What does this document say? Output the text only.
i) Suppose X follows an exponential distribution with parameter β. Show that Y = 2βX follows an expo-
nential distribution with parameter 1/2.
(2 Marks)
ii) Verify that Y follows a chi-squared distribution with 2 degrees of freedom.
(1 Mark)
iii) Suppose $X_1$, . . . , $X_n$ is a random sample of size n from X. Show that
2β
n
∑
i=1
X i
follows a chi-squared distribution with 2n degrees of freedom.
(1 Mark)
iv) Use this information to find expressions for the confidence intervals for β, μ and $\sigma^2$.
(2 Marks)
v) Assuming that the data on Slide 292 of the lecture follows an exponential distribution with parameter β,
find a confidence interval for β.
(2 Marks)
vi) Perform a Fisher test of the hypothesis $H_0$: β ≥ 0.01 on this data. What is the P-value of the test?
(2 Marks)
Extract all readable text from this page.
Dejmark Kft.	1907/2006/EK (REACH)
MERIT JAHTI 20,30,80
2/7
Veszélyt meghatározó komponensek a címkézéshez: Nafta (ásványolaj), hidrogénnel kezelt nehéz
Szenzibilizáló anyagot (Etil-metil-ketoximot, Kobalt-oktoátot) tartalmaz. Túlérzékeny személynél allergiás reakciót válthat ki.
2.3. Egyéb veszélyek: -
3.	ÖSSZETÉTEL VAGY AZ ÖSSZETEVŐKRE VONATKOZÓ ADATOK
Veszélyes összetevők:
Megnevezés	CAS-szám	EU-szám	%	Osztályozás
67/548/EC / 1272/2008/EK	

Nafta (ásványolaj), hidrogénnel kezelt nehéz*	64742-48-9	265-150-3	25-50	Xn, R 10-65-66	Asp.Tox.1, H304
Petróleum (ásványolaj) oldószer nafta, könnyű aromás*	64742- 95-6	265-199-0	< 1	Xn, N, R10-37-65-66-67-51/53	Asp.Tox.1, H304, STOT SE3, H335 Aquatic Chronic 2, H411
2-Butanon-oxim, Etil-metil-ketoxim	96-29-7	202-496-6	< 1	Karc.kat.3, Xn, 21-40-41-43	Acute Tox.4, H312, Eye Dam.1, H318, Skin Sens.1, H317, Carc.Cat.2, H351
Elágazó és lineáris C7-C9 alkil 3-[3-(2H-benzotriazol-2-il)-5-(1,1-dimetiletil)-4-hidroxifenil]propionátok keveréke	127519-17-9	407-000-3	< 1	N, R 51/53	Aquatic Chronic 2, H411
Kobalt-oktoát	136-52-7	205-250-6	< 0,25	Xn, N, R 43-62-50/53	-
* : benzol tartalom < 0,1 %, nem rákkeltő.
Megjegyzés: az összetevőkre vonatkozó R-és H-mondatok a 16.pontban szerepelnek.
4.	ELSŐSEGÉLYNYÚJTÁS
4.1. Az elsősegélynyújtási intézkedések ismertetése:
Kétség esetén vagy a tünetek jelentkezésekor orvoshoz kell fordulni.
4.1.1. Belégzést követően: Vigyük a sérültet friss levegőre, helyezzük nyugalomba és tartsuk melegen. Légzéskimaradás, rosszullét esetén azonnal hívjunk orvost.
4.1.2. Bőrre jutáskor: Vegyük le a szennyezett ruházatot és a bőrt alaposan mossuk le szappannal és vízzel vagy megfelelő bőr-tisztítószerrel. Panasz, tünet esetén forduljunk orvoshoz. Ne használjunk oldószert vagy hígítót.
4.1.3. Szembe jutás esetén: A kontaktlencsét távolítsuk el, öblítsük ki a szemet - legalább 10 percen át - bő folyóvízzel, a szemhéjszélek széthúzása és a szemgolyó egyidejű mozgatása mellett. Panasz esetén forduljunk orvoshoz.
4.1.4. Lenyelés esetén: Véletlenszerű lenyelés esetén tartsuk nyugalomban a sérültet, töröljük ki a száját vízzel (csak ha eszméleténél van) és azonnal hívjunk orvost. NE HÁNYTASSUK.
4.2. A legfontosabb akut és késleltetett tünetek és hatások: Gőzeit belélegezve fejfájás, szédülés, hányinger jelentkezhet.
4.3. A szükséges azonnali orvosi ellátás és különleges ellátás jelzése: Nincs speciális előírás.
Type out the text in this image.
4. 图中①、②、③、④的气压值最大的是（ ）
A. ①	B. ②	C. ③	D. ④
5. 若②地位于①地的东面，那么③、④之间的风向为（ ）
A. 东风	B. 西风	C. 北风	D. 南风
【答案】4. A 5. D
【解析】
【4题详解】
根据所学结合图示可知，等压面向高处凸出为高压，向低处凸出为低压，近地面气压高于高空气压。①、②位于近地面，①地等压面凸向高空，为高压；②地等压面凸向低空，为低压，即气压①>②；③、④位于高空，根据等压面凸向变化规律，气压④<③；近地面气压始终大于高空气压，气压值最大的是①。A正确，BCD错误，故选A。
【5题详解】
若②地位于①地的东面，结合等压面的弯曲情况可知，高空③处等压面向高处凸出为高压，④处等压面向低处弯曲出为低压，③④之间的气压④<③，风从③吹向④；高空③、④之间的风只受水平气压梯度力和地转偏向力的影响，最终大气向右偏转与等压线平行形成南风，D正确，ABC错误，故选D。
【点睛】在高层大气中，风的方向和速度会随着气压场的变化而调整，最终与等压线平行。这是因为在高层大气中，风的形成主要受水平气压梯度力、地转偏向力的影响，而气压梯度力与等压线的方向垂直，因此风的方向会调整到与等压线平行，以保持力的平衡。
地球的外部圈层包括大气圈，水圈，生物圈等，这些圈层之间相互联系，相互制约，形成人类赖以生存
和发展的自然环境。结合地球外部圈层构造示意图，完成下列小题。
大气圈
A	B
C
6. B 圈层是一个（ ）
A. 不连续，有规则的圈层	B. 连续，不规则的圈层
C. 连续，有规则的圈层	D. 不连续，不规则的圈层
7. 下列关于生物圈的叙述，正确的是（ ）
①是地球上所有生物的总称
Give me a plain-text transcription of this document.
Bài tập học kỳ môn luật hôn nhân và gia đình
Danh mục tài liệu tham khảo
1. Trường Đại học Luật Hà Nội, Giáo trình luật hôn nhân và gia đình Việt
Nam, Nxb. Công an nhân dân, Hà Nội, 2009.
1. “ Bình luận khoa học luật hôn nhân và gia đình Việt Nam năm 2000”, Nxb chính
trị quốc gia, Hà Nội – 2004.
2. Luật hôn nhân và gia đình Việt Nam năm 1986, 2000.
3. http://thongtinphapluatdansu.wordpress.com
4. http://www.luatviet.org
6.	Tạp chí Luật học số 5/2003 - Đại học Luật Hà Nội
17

#### GOAL
Return all of the entries exactly as they were supplied.

#### ANSWER TO THIS TASK
What does this document say? Output the text only.
i) Suppose X follows an exponential distribution with parameter β. Show that Y = 2βX follows an expo-
nential distribution with parameter 1/2.
(2 Marks)
ii) Verify that Y follows a chi-squared distribution with 2 degrees of freedom.
(1 Mark)
iii) Suppose $X_1$, . . . , $X_n$ is a random sample of size n from X. Show that
2β
n
∑
i=1
X i
follows a chi-squared distribution with 2n degrees of freedom.
(1 Mark)
iv) Use this information to find expressions for the confidence intervals for β, μ and $\sigma^2$.
(2 Marks)
v) Assuming that the data on Slide 292 of the lecture follows an exponential distribution with parameter β,
find a confidence interval for β.
(2 Marks)
vi) Perform a Fisher test of the hypothesis $H_0$: β ≥ 0.01 on this data. What is the P-value of the test?
(2 Marks)
Extract all readable text from this page.
Dejmark Kft.	1907/2006/EK (REACH)
MERIT JAHTI 20,30,80
2/7
Veszélyt meghatározó komponensek a címkézéshez: Nafta (ásványolaj), hidrogénnel kezelt nehéz
Szenzibilizáló anyagot (Etil-metil-ketoximot, Kobalt-oktoátot) tartalmaz. Túlérzékeny személynél allergiás reakciót válthat ki.
2.3. Egyéb veszélyek: -
3.	ÖSSZETÉTEL VAGY AZ ÖSSZETEVŐKRE VONATKOZÓ ADATOK
Veszélyes összetevők:
Megnevezés	CAS-szám	EU-szám	%	Osztályozás
67/548/EC / 1272/2008/EK	

Nafta (ásványolaj), hidrogénnel kezelt nehéz*	64742-48-9	265-150-3	25-50	Xn, R 10-65-66	Asp.Tox.1, H304
Petróleum (ásványolaj) oldószer nafta, könnyű aromás*	64742- 95-6	265-199-0	< 1	Xn, N, R10-37-65-66-67-51/53	Asp.Tox.1, H304, STOT SE3, H335 Aquatic Chronic 2, H411
2-Butanon-oxim, Etil-metil-ketoxim	96-29-7	202-496-6	< 1	Karc.kat.3, Xn, 21-40-41-43	Acute Tox.4, H312, Eye Dam.1, H318, Skin Sens.1, H317, Carc.Cat.2, H351
Elágazó és lineáris C7-C9 alkil 3-[3-(2H-benzotriazol-2-il)-5-(1,1-dimetiletil)-4-hidroxifenil]propionátok keveréke	127519-17-9	407-000-3	< 1	N, R 51/53	Aquatic Chronic 2, H411
Kobalt-oktoát	136-52-7	205-250-6	< 0,25	Xn, N, R 43-62-50/53	-
* : benzol tartalom < 0,1 %, nem rákkeltő.
Megjegyzés: az összetevőkre vonatkozó R-és H-mondatok a 16.pontban szerepelnek.
4.	ELSŐSEGÉLYNYÚJTÁS
4.1. Az elsősegélynyújtási intézkedések ismertetése:
Kétség esetén vagy a tünetek jelentkezésekor orvoshoz kell fordulni.
4.1.1. Belégzést követően: Vigyük a sérültet friss levegőre, helyezzük nyugalomba és tartsuk melegen. Légzéskimaradás, rosszullét esetén azonnal hívjunk orvost.
4.1.2. Bőrre jutáskor: Vegyük le a szennyezett ruházatot és a bőrt alaposan mossuk le szappannal és vízzel vagy megfelelő bőr-tisztítószerrel. Panasz, tünet esetén forduljunk orvoshoz. Ne használjunk oldószert vagy hígítót.
4.1.3. Szembe jutás esetén: A kontaktlencsét távolítsuk el, öblítsük ki a szemet - legalább 10 percen át - bő folyóvízzel, a szemhéjszélek széthúzása és a szemgolyó egyidejű mozgatása mellett. Panasz esetén forduljunk orvoshoz.
4.1.4. Lenyelés esetén: Véletlenszerű lenyelés esetén tartsuk nyugalomban a sérültet, töröljük ki a száját vízzel (csak ha eszméleténél van) és azonnal hívjunk orvost. NE HÁNYTASSUK.
4.2. A legfontosabb akut és késleltetett tünetek és hatások: Gőzeit belélegezve fejfájás, szédülés, hányinger jelentkezhet.
4.3. A szükséges azonnali orvosi ellátás és különleges ellátás jelzése: Nincs speciális előírás.
Type out the text in this image.
4. 图中①、②、③、④的气压值最大的是（ ）
A. ①	B. ②	C. ③	D. ④
5. 若②地位于①地的东面，那么③、④之间的风向为（ ）
A. 东风	B. 西风	C. 北风	D. 南风
【答案】4. A 5. D
【解析】
【4题详解】
根据所学结合图示可知，等压面向高处凸出为高压，向低处凸出为低压，近地面气压高于高空气压。①、②位于近地面，①地等压面凸向高空，为高压；②地等压面凸向低空，为低压，即气压①>②；③、④位于高空，根据等压面凸向变化规律，气压④<③；近地面气压始终大于高空气压，气压值最大的是①。A正确，BCD错误，故选A。
【5题详解】
若②地位于①地的东面，结合等压面的弯曲情况可知，高空③处等压面向高处凸出为高压，④处等压面向低处弯曲出为低压，③④之间的气压④<③，风从③吹向④；高空③、④之间的风只受水平气压梯度力和地转偏向力的影响，最终大气向右偏转与等压线平行形成南风，D正确，ABC错误，故选D。
【点睛】在高层大气中，风的方向和速度会随着气压场的变化而调整，最终与等压线平行。这是因为在高层大气中，风的形成主要受水平气压梯度力、地转偏向力的影响，而气压梯度力与等压线的方向垂直，因此风的方向会调整到与等压线平行，以保持力的平衡。
地球的外部圈层包括大气圈，水圈，生物圈等，这些圈层之间相互联系，相互制约，形成人类赖以生存
和发展的自然环境。结合地球外部圈层构造示意图，完成下列小题。
大气圈
A	B
C
6. B 圈层是一个（ ）
A. 不连续，有规则的圈层	B. 连续，不规则的圈层
C. 连续，有规则的圈层	D. 不连续，不规则的圈层
7. 下列关于生物圈的叙述，正确的是（ ）
①是地球上所有生物的总称
Give me a plain-text transcription of this document.
Bài tập học kỳ môn luật hôn nhân và gia đình
Danh mục tài liệu tham khảo
1. Trường Đại học Luật Hà Nội, Giáo trình luật hôn nhân và gia đình Việt
Nam, Nxb. Công an nhân dân, Hà Nội, 2009.
1. “ Bình luận khoa học luật hôn nhân và gia đình Việt Nam năm 2000”, Nxb chính
trị quốc gia, Hà Nội – 2004.
2. Luật hôn nhân và gia đình Việt Nam năm 1986, 2000.
3. http://thongtinphapluatdansu.wordpress.com
4. http://www.luatviet.org
6.	Tạp chí Luật học số 5/2003 - Đại học Luật Hà Nội
17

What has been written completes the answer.